### Data records
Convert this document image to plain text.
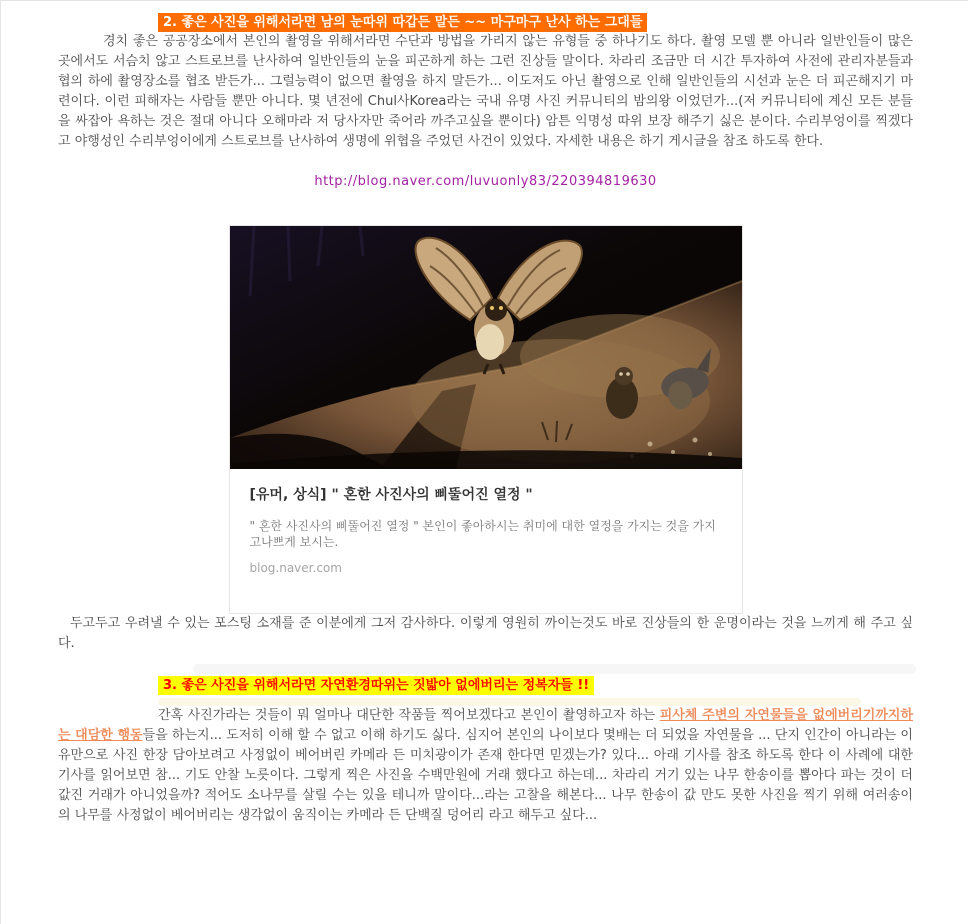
2. 좋은 사진을 위해서라면 남의 눈따위 따갑든 말든 ~~ 마구마구 난사 하는 그대들

경치 좋은 공공장소에서 본인의 촬영을 위해서라면 수단과 방법을 가리지 않는 유형들 중 하나기도 하다. 촬영 모델 뿐 아니라 일반인들이 많은 곳에서도 서슴치 않고 스트로브를 난사하여 일반인들의 눈을 피곤하게 하는 그런 진상들 말이다. 차라리 조금만 더 시간 투자하여 사전에 관리자분들과 협의 하에 촬영장소를 협조 받든가... 그럴능력이 없으면 촬영을 하지 말든가... 이도저도 아닌 촬영으로 인해 일반인들의 시선과 눈은 더 피곤해지기 마련이다. 이런 피해자는 사람들 뿐만 아니다. 몇 년전에 Chul사Korea라는 국내 유명 사진 커뮤니티의 밤의왕 이었던가...(저 커뮤니티에 계신 모든 분들을 싸잡아 욕하는 것은 절대 아니다 오해마라 저 당사자만 죽어라 까주고싶을 뿐이다) 암튼 익명성 따위 보장 해주기 싫은 분이다. 수리부엉이를 찍겠다고 야행성인 수리부엉이에게 스트로브를 난사하여 생명에 위협을 주었던 사건이 있었다. 자세한 내용은 하기 게시글을 참조 하도록 한다.

http://blog.naver.com/luvuonly83/220394819630

[유머, 상식] " 혼한 사진사의 삐뚤어진 열정 "

" 혼한 사진사의 삐뚤어진 열정 " 본인이 좋아하시는 취미에 대한 열정을 가지는 것을 가지고나쁘게 보시는.

blog.naver.com

두고두고 우려낼 수 있는 포스팅 소재를 준 이분에게 그저 감사하다. 이렇게 영원히 까이는것도 바로 진상들의 한 운명이라는 것을 느끼게 해 주고 싶다.

3. 좋은 사진을 위해서라면 자연환경따위는 짓밟아 없에버리는 정복자들 !!

간혹 사진가라는 것들이 뭐 얼마나 대단한 작품들 찍어보겠다고 본인이 촬영하고자 하는 피사체 주변의 자연물들을 없에버리기까지하는 대담한 행동들을 하는지... 도저히 이해 할 수 없고 이해 하기도 싫다. 심지어 본인의 나이보다 몇배는 더 되었을 자연물을 ... 단지 인간이 아니라는 이유만으로 사진 한장 담아보려고 사정없이 베어버린 카메라 든 미치광이가 존재 한다면 믿겠는가? 있다... 아래 기사를 참조 하도록 한다 이 사례에 대한 기사를 읽어보면 참... 기도 안찰 노릇이다. 그렇게 찍은 사진을 수백만원에 거래 했다고 하는데... 차라리 거기 있는 나무 한송이를 뽑아다 파는 것이 더 값진 거래가 아니었을까? 적어도 소나무를 살릴 수는 있을 테니까 말이다...라는 고찰을 해본다... 나무 한송이 값 만도 못한 사진을 찍기 위해 여러송이의 나무를 사정없이 베어버리는 생각없이 움직이는 카메라 든 단백질 덩어리 라고 해두고 싶다...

### Task statement
Images should not appear in the copy; retype the listing above exactly.

### Solution below
Convert this document image to plain text.
2. 좋은 사진을 위해서라면 남의 눈따위 따갑든 말든 ~~ 마구마구 난사 하는 그대들

경치 좋은 공공장소에서 본인의 촬영을 위해서라면 수단과 방법을 가리지 않는 유형들 중 하나기도 하다. 촬영 모델 뿐 아니라 일반인들이 많은 곳에서도 서슴치 않고 스트로브를 난사하여 일반인들의 눈을 피곤하게 하는 그런 진상들 말이다. 차라리 조금만 더 시간 투자하여 사전에 관리자분들과 협의 하에 촬영장소를 협조 받든가... 그럴능력이 없으면 촬영을 하지 말든가... 이도저도 아닌 촬영으로 인해 일반인들의 시선과 눈은 더 피곤해지기 마련이다. 이런 피해자는 사람들 뿐만 아니다. 몇 년전에 Chul사Korea라는 국내 유명 사진 커뮤니티의 밤의왕 이었던가...(저 커뮤니티에 계신 모든 분들을 싸잡아 욕하는 것은 절대 아니다 오해마라 저 당사자만 죽어라 까주고싶을 뿐이다) 암튼 익명성 따위 보장 해주기 싫은 분이다. 수리부엉이를 찍겠다고 야행성인 수리부엉이에게 스트로브를 난사하여 생명에 위협을 주었던 사건이 있었다. 자세한 내용은 하기 게시글을 참조 하도록 한다.

http://blog.naver.com/luvuonly83/220394819630

[유머, 상식] " 혼한 사진사의 삐뚤어진 열정 "

" 혼한 사진사의 삐뚤어진 열정 " 본인이 좋아하시는 취미에 대한 열정을 가지는 것을 가지고나쁘게 보시는.

blog.naver.com

두고두고 우려낼 수 있는 포스팅 소재를 준 이분에게 그저 감사하다. 이렇게 영원히 까이는것도 바로 진상들의 한 운명이라는 것을 느끼게 해 주고 싶다.

3. 좋은 사진을 위해서라면 자연환경따위는 짓밟아 없에버리는 정복자들 !!

간혹 사진가라는 것들이 뭐 얼마나 대단한 작품들 찍어보겠다고 본인이 촬영하고자 하는 피사체 주변의 자연물들을 없에버리기까지하는 대담한 행동들을 하는지... 도저히 이해 할 수 없고 이해 하기도 싫다. 심지어 본인의 나이보다 몇배는 더 되었을 자연물을 ... 단지 인간이 아니라는 이유만으로 사진 한장 담아보려고 사정없이 베어버린 카메라 든 미치광이가 존재 한다면 믿겠는가? 있다... 아래 기사를 참조 하도록 한다 이 사례에 대한 기사를 읽어보면 참... 기도 안찰 노릇이다. 그렇게 찍은 사진을 수백만원에 거래 했다고 하는데... 차라리 거기 있는 나무 한송이를 뽑아다 파는 것이 더 값진 거래가 아니었을까? 적어도 소나무를 살릴 수는 있을 테니까 말이다...라는 고찰을 해본다... 나무 한송이 값 만도 못한 사진을 찍기 위해 여러송이의 나무를 사정없이 베어버리는 생각없이 움직이는 카메라 든 단백질 덩어리 라고 해두고 싶다...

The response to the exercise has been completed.